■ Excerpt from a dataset

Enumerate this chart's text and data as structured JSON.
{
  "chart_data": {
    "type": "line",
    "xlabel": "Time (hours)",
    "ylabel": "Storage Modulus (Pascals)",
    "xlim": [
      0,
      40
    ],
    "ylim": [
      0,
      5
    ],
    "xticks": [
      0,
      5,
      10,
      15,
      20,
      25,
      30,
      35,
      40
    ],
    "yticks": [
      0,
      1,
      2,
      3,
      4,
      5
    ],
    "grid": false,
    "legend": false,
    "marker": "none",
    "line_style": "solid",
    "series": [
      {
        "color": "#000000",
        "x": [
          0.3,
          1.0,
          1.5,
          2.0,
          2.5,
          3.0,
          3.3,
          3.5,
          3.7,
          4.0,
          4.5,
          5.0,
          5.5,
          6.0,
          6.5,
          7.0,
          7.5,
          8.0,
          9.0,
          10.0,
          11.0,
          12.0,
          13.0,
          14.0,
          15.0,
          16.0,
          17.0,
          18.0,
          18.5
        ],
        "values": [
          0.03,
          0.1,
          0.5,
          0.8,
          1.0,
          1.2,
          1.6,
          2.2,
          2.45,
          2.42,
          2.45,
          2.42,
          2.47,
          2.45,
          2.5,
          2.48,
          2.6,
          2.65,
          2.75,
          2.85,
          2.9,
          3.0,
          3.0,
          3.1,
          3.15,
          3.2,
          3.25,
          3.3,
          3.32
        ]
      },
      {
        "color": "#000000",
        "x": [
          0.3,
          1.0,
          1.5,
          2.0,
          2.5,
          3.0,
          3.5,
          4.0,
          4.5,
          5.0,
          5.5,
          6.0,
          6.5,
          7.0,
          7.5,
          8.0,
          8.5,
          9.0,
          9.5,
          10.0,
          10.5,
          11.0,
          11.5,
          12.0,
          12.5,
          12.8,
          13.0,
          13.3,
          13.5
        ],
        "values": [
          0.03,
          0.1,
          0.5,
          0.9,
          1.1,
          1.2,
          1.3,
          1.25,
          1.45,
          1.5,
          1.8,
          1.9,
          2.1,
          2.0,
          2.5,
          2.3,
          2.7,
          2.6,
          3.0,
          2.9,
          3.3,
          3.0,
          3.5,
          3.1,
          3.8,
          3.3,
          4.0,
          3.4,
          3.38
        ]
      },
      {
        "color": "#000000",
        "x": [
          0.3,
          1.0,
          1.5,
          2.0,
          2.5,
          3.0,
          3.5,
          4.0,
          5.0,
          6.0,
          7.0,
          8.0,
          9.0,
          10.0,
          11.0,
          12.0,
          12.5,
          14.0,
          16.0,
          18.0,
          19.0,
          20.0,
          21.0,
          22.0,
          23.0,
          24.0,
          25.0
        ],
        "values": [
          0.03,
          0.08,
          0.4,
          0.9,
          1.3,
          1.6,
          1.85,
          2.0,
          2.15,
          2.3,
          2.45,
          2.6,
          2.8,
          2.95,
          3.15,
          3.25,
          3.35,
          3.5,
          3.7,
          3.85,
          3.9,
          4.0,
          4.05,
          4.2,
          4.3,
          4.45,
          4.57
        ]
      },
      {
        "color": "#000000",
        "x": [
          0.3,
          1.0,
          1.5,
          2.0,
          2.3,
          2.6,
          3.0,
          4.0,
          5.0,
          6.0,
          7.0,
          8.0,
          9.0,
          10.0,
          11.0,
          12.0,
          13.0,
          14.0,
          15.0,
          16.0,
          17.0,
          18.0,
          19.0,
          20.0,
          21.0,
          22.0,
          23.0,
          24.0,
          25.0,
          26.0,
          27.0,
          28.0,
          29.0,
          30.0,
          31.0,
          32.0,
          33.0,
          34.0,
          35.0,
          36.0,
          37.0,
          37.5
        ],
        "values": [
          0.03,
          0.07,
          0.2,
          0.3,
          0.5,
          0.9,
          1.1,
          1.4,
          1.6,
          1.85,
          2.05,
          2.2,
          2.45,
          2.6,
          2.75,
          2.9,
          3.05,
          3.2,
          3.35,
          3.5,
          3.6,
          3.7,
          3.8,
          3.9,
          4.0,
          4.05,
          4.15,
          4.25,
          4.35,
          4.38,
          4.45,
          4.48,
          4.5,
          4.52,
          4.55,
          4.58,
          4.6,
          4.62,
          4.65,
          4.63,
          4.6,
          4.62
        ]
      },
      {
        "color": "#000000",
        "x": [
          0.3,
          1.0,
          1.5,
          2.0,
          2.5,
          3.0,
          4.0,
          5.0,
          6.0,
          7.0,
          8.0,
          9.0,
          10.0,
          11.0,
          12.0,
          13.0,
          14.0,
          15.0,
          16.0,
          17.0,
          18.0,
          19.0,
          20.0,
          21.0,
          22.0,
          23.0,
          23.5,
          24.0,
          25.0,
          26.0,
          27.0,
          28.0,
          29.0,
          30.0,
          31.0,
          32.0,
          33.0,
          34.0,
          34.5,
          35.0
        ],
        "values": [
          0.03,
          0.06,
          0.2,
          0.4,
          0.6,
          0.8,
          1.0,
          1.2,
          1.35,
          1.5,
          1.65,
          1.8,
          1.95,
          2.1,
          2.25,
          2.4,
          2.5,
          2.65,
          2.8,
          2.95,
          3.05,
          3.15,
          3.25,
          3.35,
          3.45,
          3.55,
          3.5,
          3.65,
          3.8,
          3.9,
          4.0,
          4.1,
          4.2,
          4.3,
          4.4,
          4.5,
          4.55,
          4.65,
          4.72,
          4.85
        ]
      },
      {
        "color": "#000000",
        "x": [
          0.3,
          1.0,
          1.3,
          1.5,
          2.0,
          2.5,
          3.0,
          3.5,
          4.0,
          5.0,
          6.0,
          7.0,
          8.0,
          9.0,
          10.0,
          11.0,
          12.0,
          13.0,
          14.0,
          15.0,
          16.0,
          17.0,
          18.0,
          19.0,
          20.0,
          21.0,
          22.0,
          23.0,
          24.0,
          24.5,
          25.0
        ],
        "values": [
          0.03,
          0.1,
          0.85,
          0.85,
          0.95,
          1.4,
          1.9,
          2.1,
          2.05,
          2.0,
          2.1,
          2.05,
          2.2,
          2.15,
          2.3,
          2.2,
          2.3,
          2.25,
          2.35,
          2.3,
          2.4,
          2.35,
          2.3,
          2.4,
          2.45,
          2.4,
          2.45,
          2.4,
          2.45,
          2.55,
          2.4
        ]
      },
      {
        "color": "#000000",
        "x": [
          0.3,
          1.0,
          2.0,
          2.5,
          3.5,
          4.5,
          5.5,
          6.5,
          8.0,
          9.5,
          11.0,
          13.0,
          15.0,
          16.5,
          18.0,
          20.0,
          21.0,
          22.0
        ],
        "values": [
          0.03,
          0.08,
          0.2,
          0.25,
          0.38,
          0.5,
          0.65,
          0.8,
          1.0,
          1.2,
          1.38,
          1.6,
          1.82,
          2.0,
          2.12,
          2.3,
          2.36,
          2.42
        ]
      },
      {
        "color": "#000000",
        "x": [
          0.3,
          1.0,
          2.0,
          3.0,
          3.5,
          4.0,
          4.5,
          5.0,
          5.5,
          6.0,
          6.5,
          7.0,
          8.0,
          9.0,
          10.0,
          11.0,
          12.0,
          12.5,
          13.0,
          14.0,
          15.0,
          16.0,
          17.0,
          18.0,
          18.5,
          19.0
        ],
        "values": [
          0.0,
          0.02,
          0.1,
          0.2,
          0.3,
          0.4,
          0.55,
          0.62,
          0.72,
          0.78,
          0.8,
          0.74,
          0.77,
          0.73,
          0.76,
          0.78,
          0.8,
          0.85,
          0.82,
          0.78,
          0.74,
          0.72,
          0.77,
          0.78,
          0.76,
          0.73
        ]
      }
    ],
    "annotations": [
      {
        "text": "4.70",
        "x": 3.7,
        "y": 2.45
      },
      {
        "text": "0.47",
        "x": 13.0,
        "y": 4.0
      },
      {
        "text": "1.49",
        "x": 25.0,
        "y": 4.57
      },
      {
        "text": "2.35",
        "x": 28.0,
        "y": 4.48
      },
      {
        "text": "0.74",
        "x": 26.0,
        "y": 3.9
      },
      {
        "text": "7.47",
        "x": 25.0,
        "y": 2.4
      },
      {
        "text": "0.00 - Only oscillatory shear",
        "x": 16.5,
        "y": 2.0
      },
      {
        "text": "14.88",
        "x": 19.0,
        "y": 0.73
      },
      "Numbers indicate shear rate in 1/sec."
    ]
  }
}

■ INSTRUCTION
Return every line holding the word "shear" from the records.

■ EXERCISE OUTPUT
        "text": "0.00 - Only oscillatory shear",
      "Numbers indicate shear rate in 1/sec."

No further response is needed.